> [PROBLEM] Reproduce all entries precisely as they are written.

> [DATA EXTRACT]
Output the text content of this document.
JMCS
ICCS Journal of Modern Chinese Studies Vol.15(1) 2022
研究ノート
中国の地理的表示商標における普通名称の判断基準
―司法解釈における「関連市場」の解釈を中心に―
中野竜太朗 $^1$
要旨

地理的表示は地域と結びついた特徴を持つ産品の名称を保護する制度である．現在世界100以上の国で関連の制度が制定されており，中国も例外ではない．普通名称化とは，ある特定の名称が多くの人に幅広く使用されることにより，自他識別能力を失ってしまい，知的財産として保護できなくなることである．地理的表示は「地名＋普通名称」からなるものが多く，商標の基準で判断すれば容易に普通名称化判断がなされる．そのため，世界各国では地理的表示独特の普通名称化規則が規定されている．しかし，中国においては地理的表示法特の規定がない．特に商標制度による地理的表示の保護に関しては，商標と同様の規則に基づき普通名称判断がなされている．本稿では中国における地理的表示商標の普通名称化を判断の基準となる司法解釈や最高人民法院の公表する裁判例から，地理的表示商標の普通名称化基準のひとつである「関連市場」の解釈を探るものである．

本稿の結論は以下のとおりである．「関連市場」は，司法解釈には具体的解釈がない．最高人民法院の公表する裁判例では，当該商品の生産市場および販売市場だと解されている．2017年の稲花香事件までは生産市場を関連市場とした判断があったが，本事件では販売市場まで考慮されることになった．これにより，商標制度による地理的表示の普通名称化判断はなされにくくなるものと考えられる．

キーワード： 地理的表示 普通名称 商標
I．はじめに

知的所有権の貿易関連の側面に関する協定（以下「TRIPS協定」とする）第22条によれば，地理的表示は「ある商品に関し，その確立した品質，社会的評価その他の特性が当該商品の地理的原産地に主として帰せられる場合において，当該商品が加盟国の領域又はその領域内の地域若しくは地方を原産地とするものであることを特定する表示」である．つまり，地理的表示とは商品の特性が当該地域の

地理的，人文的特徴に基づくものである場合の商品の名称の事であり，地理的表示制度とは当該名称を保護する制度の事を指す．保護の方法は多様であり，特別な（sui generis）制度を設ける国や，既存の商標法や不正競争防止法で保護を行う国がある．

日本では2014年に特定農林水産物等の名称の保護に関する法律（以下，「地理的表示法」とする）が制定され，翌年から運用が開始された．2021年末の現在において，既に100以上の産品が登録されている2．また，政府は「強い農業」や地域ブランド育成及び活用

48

> [TASK RESULT]
Output the text content of this document.
JMCS
ICCS Journal of Modern Chinese Studies Vol.15(1) 2022
研究ノート
中国の地理的表示商標における普通名称の判断基準
―司法解釈における「関連市場」の解釈を中心に―
中野竜太朗 $^1$
要旨

地理的表示は地域と結びついた特徴を持つ産品の名称を保護する制度である．現在世界100以上の国で関連の制度が制定されており，中国も例外ではない．普通名称化とは，ある特定の名称が多くの人に幅広く使用されることにより，自他識別能力を失ってしまい，知的財産として保護できなくなることである．地理的表示は「地名＋普通名称」からなるものが多く，商標の基準で判断すれば容易に普通名称化判断がなされる．そのため，世界各国では地理的表示独特の普通名称化規則が規定されている．しかし，中国においては地理的表示法特の規定がない．特に商標制度による地理的表示の保護に関しては，商標と同様の規則に基づき普通名称判断がなされている．本稿では中国における地理的表示商標の普通名称化を判断の基準となる司法解釈や最高人民法院の公表する裁判例から，地理的表示商標の普通名称化基準のひとつである「関連市場」の解釈を探るものである．

本稿の結論は以下のとおりである．「関連市場」は，司法解釈には具体的解釈がない．最高人民法院の公表する裁判例では，当該商品の生産市場および販売市場だと解されている．2017年の稲花香事件までは生産市場を関連市場とした判断があったが，本事件では販売市場まで考慮されることになった．これにより，商標制度による地理的表示の普通名称化判断はなされにくくなるものと考えられる．

キーワード： 地理的表示 普通名称 商標
I．はじめに

知的所有権の貿易関連の側面に関する協定（以下「TRIPS協定」とする）第22条によれば，地理的表示は「ある商品に関し，その確立した品質，社会的評価その他の特性が当該商品の地理的原産地に主として帰せられる場合において，当該商品が加盟国の領域又はその領域内の地域若しくは地方を原産地とするものであることを特定する表示」である．つまり，地理的表示とは商品の特性が当該地域の

地理的，人文的特徴に基づくものである場合の商品の名称の事であり，地理的表示制度とは当該名称を保護する制度の事を指す．保護の方法は多様であり，特別な（sui generis）制度を設ける国や，既存の商標法や不正競争防止法で保護を行う国がある．

日本では2014年に特定農林水産物等の名称の保護に関する法律（以下，「地理的表示法」とする）が制定され，翌年から運用が開始された．2021年末の現在において，既に100以上の産品が登録されている2．また，政府は「強い農業」や地域ブランド育成及び活用

48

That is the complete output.